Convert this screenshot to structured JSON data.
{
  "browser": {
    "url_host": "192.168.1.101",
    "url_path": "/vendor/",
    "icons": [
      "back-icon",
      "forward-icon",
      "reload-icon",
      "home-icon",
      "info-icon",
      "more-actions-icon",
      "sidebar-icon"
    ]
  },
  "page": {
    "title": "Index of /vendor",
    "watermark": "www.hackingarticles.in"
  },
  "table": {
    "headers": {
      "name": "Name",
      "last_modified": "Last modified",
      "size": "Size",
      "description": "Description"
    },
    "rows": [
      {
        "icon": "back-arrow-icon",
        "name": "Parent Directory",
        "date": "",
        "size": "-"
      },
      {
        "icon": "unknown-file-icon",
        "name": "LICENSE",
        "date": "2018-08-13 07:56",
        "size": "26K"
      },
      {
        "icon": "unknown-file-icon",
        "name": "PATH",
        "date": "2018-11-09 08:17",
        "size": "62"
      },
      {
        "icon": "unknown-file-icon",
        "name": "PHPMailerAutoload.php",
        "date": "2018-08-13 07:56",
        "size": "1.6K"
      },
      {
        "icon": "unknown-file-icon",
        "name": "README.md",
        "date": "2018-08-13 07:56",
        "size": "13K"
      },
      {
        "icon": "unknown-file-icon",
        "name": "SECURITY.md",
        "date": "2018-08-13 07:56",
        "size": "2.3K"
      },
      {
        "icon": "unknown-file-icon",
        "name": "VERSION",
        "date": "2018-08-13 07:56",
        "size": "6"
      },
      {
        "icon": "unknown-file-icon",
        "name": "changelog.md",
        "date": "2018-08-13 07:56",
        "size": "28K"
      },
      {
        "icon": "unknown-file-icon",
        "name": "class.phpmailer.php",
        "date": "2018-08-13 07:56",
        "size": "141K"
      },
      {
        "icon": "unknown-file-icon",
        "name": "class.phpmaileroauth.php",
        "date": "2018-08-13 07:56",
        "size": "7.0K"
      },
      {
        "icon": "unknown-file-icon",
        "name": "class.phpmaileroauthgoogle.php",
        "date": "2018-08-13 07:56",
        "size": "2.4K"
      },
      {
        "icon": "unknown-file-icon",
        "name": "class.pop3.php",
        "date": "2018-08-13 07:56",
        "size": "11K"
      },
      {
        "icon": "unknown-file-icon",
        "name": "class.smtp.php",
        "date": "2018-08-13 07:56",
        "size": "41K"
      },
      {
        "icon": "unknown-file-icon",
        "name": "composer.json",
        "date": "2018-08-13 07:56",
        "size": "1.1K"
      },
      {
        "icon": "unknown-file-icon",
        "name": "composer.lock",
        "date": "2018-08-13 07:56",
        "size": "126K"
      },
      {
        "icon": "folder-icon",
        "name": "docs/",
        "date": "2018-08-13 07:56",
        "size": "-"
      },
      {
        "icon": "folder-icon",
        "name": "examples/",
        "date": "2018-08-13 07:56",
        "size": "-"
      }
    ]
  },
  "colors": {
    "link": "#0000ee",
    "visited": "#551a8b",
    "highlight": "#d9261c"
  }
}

::::

Find how many of the lines above have the word "class" in them. State only that number.

5